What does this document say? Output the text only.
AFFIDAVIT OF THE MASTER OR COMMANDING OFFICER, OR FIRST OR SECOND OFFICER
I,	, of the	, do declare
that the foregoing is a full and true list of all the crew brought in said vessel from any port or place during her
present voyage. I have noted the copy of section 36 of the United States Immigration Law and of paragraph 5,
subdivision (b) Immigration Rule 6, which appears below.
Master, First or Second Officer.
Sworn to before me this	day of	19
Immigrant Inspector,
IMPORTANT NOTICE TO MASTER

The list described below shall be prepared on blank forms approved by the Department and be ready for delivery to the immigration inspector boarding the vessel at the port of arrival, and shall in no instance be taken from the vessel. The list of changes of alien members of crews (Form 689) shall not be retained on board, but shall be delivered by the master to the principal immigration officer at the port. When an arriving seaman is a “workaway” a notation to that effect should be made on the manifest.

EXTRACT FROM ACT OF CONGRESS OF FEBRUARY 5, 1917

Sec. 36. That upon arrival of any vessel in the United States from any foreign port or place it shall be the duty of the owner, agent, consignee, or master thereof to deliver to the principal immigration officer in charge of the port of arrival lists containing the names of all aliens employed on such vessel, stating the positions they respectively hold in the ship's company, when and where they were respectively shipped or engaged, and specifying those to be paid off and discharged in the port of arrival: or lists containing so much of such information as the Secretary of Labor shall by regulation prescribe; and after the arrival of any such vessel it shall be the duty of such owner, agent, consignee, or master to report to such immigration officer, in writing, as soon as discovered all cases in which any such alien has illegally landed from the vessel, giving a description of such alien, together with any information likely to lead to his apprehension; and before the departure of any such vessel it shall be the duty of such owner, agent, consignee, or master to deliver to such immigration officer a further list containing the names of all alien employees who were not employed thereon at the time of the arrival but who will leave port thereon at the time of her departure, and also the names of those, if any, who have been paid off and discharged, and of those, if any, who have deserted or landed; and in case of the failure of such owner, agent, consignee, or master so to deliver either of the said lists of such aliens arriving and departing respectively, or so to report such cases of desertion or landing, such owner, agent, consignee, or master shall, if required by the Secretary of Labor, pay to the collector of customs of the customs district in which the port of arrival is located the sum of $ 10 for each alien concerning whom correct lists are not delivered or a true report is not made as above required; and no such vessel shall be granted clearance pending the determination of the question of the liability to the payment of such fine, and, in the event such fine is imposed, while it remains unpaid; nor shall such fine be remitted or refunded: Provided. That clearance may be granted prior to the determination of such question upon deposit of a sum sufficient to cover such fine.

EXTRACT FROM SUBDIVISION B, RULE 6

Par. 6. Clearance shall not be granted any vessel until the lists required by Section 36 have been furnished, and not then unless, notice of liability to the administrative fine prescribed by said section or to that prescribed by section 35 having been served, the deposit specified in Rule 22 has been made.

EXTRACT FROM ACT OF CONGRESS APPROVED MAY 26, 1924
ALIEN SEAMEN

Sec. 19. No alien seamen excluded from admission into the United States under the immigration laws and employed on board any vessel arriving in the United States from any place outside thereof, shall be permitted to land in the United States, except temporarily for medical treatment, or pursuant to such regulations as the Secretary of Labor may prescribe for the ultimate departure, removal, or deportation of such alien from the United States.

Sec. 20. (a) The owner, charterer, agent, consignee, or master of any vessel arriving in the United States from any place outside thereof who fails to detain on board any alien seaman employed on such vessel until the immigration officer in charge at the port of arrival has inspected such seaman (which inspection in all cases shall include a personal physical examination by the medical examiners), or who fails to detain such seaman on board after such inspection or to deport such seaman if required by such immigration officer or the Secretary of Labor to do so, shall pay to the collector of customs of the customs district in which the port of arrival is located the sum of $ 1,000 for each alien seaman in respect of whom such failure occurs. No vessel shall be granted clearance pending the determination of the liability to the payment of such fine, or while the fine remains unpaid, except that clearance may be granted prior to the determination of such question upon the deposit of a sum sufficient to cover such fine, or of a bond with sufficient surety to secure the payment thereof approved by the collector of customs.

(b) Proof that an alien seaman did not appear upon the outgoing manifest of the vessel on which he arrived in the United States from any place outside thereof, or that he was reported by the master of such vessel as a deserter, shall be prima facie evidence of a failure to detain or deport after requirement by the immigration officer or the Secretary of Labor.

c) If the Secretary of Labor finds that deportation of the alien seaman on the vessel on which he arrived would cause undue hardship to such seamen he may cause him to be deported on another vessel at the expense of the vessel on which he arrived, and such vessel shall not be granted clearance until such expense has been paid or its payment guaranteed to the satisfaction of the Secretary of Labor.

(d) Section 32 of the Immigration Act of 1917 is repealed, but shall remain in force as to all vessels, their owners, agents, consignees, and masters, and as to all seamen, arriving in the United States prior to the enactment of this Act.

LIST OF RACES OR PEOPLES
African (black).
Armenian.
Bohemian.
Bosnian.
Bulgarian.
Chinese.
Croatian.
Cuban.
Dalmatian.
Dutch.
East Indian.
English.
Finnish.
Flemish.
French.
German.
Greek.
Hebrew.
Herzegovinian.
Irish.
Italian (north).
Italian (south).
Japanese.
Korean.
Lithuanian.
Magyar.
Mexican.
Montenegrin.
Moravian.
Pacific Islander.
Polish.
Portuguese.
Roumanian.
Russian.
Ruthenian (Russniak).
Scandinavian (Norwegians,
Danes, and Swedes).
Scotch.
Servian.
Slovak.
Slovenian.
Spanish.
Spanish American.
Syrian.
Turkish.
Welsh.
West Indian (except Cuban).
---+---
> **Task requirements**: Repeat the data exactly. Leave nothing out.

> **Response to this task**:
What does this document say? Output the text only.
AFFIDAVIT OF THE MASTER OR COMMANDING OFFICER, OR FIRST OR SECOND OFFICER
I,	, of the	, do declare
that the foregoing is a full and true list of all the crew brought in said vessel from any port or place during her
present voyage. I have noted the copy of section 36 of the United States Immigration Law and of paragraph 5,
subdivision (b) Immigration Rule 6, which appears below.
Master, First or Second Officer.
Sworn to before me this	day of	19
Immigrant Inspector,
IMPORTANT NOTICE TO MASTER

The list described below shall be prepared on blank forms approved by the Department and be ready for delivery to the immigration inspector boarding the vessel at the port of arrival, and shall in no instance be taken from the vessel. The list of changes of alien members of crews (Form 689) shall not be retained on board, but shall be delivered by the master to the principal immigration officer at the port. When an arriving seaman is a “workaway” a notation to that effect should be made on the manifest.

EXTRACT FROM ACT OF CONGRESS OF FEBRUARY 5, 1917

Sec. 36. That upon arrival of any vessel in the United States from any foreign port or place it shall be the duty of the owner, agent, consignee, or master thereof to deliver to the principal immigration officer in charge of the port of arrival lists containing the names of all aliens employed on such vessel, stating the positions they respectively hold in the ship's company, when and where they were respectively shipped or engaged, and specifying those to be paid off and discharged in the port of arrival: or lists containing so much of such information as the Secretary of Labor shall by regulation prescribe; and after the arrival of any such vessel it shall be the duty of such owner, agent, consignee, or master to report to such immigration officer, in writing, as soon as discovered all cases in which any such alien has illegally landed from the vessel, giving a description of such alien, together with any information likely to lead to his apprehension; and before the departure of any such vessel it shall be the duty of such owner, agent, consignee, or master to deliver to such immigration officer a further list containing the names of all alien employees who were not employed thereon at the time of the arrival but who will leave port thereon at the time of her departure, and also the names of those, if any, who have been paid off and discharged, and of those, if any, who have deserted or landed; and in case of the failure of such owner, agent, consignee, or master so to deliver either of the said lists of such aliens arriving and departing respectively, or so to report such cases of desertion or landing, such owner, agent, consignee, or master shall, if required by the Secretary of Labor, pay to the collector of customs of the customs district in which the port of arrival is located the sum of $ 10 for each alien concerning whom correct lists are not delivered or a true report is not made as above required; and no such vessel shall be granted clearance pending the determination of the question of the liability to the payment of such fine, and, in the event such fine is imposed, while it remains unpaid; nor shall such fine be remitted or refunded: Provided. That clearance may be granted prior to the determination of such question upon deposit of a sum sufficient to cover such fine.

EXTRACT FROM SUBDIVISION B, RULE 6

Par. 6. Clearance shall not be granted any vessel until the lists required by Section 36 have been furnished, and not then unless, notice of liability to the administrative fine prescribed by said section or to that prescribed by section 35 having been served, the deposit specified in Rule 22 has been made.

EXTRACT FROM ACT OF CONGRESS APPROVED MAY 26, 1924
ALIEN SEAMEN

Sec. 19. No alien seamen excluded from admission into the United States under the immigration laws and employed on board any vessel arriving in the United States from any place outside thereof, shall be permitted to land in the United States, except temporarily for medical treatment, or pursuant to such regulations as the Secretary of Labor may prescribe for the ultimate departure, removal, or deportation of such alien from the United States.

Sec. 20. (a) The owner, charterer, agent, consignee, or master of any vessel arriving in the United States from any place outside thereof who fails to detain on board any alien seaman employed on such vessel until the immigration officer in charge at the port of arrival has inspected such seaman (which inspection in all cases shall include a personal physical examination by the medical examiners), or who fails to detain such seaman on board after such inspection or to deport such seaman if required by such immigration officer or the Secretary of Labor to do so, shall pay to the collector of customs of the customs district in which the port of arrival is located the sum of $ 1,000 for each alien seaman in respect of whom such failure occurs. No vessel shall be granted clearance pending the determination of the liability to the payment of such fine, or while the fine remains unpaid, except that clearance may be granted prior to the determination of such question upon the deposit of a sum sufficient to cover such fine, or of a bond with sufficient surety to secure the payment thereof approved by the collector of customs.

(b) Proof that an alien seaman did not appear upon the outgoing manifest of the vessel on which he arrived in the United States from any place outside thereof, or that he was reported by the master of such vessel as a deserter, shall be prima facie evidence of a failure to detain or deport after requirement by the immigration officer or the Secretary of Labor.

c) If the Secretary of Labor finds that deportation of the alien seaman on the vessel on which he arrived would cause undue hardship to such seamen he may cause him to be deported on another vessel at the expense of the vessel on which he arrived, and such vessel shall not be granted clearance until such expense has been paid or its payment guaranteed to the satisfaction of the Secretary of Labor.

(d) Section 32 of the Immigration Act of 1917 is repealed, but shall remain in force as to all vessels, their owners, agents, consignees, and masters, and as to all seamen, arriving in the United States prior to the enactment of this Act.

LIST OF RACES OR PEOPLES
African (black).
Armenian.
Bohemian.
Bosnian.
Bulgarian.
Chinese.
Croatian.
Cuban.
Dalmatian.
Dutch.
East Indian.
English.
Finnish.
Flemish.
French.
German.
Greek.
Hebrew.
Herzegovinian.
Irish.
Italian (north).
Italian (south).
Japanese.
Korean.
Lithuanian.
Magyar.
Mexican.
Montenegrin.
Moravian.
Pacific Islander.
Polish.
Portuguese.
Roumanian.
Russian.
Ruthenian (Russniak).
Scandinavian (Norwegians,
Danes, and Swedes).
Scotch.
Servian.
Slovak.
Slovenian.
Spanish.
Spanish American.
Syrian.
Turkish.
Welsh.
West Indian (except Cuban).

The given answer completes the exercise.